Write the material out again exactly.

▶ [Data for this task]:
———
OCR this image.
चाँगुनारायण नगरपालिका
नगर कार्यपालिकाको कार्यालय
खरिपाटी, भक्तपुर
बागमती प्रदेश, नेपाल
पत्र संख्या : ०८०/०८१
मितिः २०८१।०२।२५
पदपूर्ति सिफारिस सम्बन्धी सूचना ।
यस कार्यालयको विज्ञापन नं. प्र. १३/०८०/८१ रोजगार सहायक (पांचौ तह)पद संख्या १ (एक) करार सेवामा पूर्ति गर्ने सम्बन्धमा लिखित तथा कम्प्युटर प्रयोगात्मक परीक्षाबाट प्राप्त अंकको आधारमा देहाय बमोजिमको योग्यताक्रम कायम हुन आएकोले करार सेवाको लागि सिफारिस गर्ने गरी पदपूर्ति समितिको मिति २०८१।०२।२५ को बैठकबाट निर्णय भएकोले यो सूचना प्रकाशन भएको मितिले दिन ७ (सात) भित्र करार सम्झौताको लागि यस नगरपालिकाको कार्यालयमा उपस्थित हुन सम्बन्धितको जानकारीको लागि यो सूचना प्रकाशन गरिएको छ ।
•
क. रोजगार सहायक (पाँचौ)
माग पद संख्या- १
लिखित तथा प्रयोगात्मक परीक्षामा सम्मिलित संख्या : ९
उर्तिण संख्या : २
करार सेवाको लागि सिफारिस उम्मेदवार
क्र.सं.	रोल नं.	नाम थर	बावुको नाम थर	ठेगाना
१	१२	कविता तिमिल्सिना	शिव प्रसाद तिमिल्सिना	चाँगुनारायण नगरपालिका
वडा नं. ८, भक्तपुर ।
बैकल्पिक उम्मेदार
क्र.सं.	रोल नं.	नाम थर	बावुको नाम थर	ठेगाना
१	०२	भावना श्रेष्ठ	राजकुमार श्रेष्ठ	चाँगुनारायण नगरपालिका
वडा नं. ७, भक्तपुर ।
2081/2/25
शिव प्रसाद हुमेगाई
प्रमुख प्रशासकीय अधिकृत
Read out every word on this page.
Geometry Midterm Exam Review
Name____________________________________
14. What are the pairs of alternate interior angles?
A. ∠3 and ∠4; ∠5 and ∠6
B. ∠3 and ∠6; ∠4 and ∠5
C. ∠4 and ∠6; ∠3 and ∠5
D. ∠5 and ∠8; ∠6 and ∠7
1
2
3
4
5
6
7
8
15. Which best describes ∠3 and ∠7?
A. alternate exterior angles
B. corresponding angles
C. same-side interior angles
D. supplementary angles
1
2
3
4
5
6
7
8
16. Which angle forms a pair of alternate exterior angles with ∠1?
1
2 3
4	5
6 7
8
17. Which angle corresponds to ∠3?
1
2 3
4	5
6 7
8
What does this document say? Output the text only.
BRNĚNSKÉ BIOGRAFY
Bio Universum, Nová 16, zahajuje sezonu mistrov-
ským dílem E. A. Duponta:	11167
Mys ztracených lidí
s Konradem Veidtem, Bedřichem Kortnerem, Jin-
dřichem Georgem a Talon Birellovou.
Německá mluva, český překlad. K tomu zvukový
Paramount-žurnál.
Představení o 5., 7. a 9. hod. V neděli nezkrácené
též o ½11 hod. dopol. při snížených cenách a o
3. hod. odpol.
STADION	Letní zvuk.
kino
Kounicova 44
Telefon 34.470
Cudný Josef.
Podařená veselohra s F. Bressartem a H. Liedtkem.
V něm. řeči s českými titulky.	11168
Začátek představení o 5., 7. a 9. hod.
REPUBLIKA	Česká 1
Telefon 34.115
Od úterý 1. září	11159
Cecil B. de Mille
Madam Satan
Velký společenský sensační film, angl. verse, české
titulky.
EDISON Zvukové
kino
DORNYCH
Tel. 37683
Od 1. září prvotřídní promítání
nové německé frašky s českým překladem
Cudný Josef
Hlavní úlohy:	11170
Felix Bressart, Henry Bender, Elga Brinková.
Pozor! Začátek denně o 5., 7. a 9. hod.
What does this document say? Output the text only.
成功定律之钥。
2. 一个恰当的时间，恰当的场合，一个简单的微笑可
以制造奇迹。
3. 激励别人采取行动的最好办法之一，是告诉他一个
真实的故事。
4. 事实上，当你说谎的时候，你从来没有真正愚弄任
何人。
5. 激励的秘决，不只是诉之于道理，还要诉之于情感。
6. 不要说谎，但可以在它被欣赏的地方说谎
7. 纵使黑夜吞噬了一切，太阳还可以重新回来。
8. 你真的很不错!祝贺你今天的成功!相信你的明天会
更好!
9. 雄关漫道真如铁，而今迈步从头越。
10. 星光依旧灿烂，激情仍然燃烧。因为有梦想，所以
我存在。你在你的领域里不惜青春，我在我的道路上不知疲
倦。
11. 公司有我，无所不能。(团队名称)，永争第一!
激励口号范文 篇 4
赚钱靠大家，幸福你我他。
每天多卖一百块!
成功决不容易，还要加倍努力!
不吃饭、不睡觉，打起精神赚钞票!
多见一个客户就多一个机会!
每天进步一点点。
———
▶ [Correct answer]:
OCR this image.
चाँगुनारायण नगरपालिका
नगर कार्यपालिकाको कार्यालय
खरिपाटी, भक्तपुर
बागमती प्रदेश, नेपाल
पत्र संख्या : ०८०/०८१
मितिः २०८१।०२।२५
पदपूर्ति सिफारिस सम्बन्धी सूचना ।
यस कार्यालयको विज्ञापन नं. प्र. १३/०८०/८१ रोजगार सहायक (पांचौ तह)पद संख्या १ (एक) करार सेवामा पूर्ति गर्ने सम्बन्धमा लिखित तथा कम्प्युटर प्रयोगात्मक परीक्षाबाट प्राप्त अंकको आधारमा देहाय बमोजिमको योग्यताक्रम कायम हुन आएकोले करार सेवाको लागि सिफारिस गर्ने गरी पदपूर्ति समितिको मिति २०८१।०२।२५ को बैठकबाट निर्णय भएकोले यो सूचना प्रकाशन भएको मितिले दिन ७ (सात) भित्र करार सम्झौताको लागि यस नगरपालिकाको कार्यालयमा उपस्थित हुन सम्बन्धितको जानकारीको लागि यो सूचना प्रकाशन गरिएको छ ।
•
क. रोजगार सहायक (पाँचौ)
माग पद संख्या- १
लिखित तथा प्रयोगात्मक परीक्षामा सम्मिलित संख्या : ९
उर्तिण संख्या : २
करार सेवाको लागि सिफारिस उम्मेदवार
क्र.सं.	रोल नं.	नाम थर	बावुको नाम थर	ठेगाना
१	१२	कविता तिमिल्सिना	शिव प्रसाद तिमिल्सिना	चाँगुनारायण नगरपालिका
वडा नं. ८, भक्तपुर ।
बैकल्पिक उम्मेदार
क्र.सं.	रोल नं.	नाम थर	बावुको नाम थर	ठेगाना
१	०२	भावना श्रेष्ठ	राजकुमार श्रेष्ठ	चाँगुनारायण नगरपालिका
वडा नं. ७, भक्तपुर ।
2081/2/25
शिव प्रसाद हुमेगाई
प्रमुख प्रशासकीय अधिकृत
Read out every word on this page.
Geometry Midterm Exam Review
Name____________________________________
14. What are the pairs of alternate interior angles?
A. ∠3 and ∠4; ∠5 and ∠6
B. ∠3 and ∠6; ∠4 and ∠5
C. ∠4 and ∠6; ∠3 and ∠5
D. ∠5 and ∠8; ∠6 and ∠7
1
2
3
4
5
6
7
8
15. Which best describes ∠3 and ∠7?
A. alternate exterior angles
B. corresponding angles
C. same-side interior angles
D. supplementary angles
1
2
3
4
5
6
7
8
16. Which angle forms a pair of alternate exterior angles with ∠1?
1
2 3
4	5
6 7
8
17. Which angle corresponds to ∠3?
1
2 3
4	5
6 7
8
What does this document say? Output the text only.
BRNĚNSKÉ BIOGRAFY
Bio Universum, Nová 16, zahajuje sezonu mistrov-
ským dílem E. A. Duponta:	11167
Mys ztracených lidí
s Konradem Veidtem, Bedřichem Kortnerem, Jin-
dřichem Georgem a Talon Birellovou.
Německá mluva, český překlad. K tomu zvukový
Paramount-žurnál.
Představení o 5., 7. a 9. hod. V neděli nezkrácené
též o ½11 hod. dopol. při snížených cenách a o
3. hod. odpol.
STADION	Letní zvuk.
kino
Kounicova 44
Telefon 34.470
Cudný Josef.
Podařená veselohra s F. Bressartem a H. Liedtkem.
V něm. řeči s českými titulky.	11168
Začátek představení o 5., 7. a 9. hod.
REPUBLIKA	Česká 1
Telefon 34.115
Od úterý 1. září	11159
Cecil B. de Mille
Madam Satan
Velký společenský sensační film, angl. verse, české
titulky.
EDISON Zvukové
kino
DORNYCH
Tel. 37683
Od 1. září prvotřídní promítání
nové německé frašky s českým překladem
Cudný Josef
Hlavní úlohy:	11170
Felix Bressart, Henry Bender, Elga Brinková.
Pozor! Začátek denně o 5., 7. a 9. hod.
What does this document say? Output the text only.
成功定律之钥。
2. 一个恰当的时间，恰当的场合，一个简单的微笑可
以制造奇迹。
3. 激励别人采取行动的最好办法之一，是告诉他一个
真实的故事。
4. 事实上，当你说谎的时候，你从来没有真正愚弄任
何人。
5. 激励的秘决，不只是诉之于道理，还要诉之于情感。
6. 不要说谎，但可以在它被欣赏的地方说谎
7. 纵使黑夜吞噬了一切，太阳还可以重新回来。
8. 你真的很不错!祝贺你今天的成功!相信你的明天会
更好!
9. 雄关漫道真如铁，而今迈步从头越。
10. 星光依旧灿烂，激情仍然燃烧。因为有梦想，所以
我存在。你在你的领域里不惜青春，我在我的道路上不知疲
倦。
11. 公司有我，无所不能。(团队名称)，永争第一!
激励口号范文 篇 4
赚钱靠大家，幸福你我他。
每天多卖一百块!
成功决不容易，还要加倍努力!
不吃饭、不睡觉，打起精神赚钞票!
多见一个客户就多一个机会!
每天进步一点点。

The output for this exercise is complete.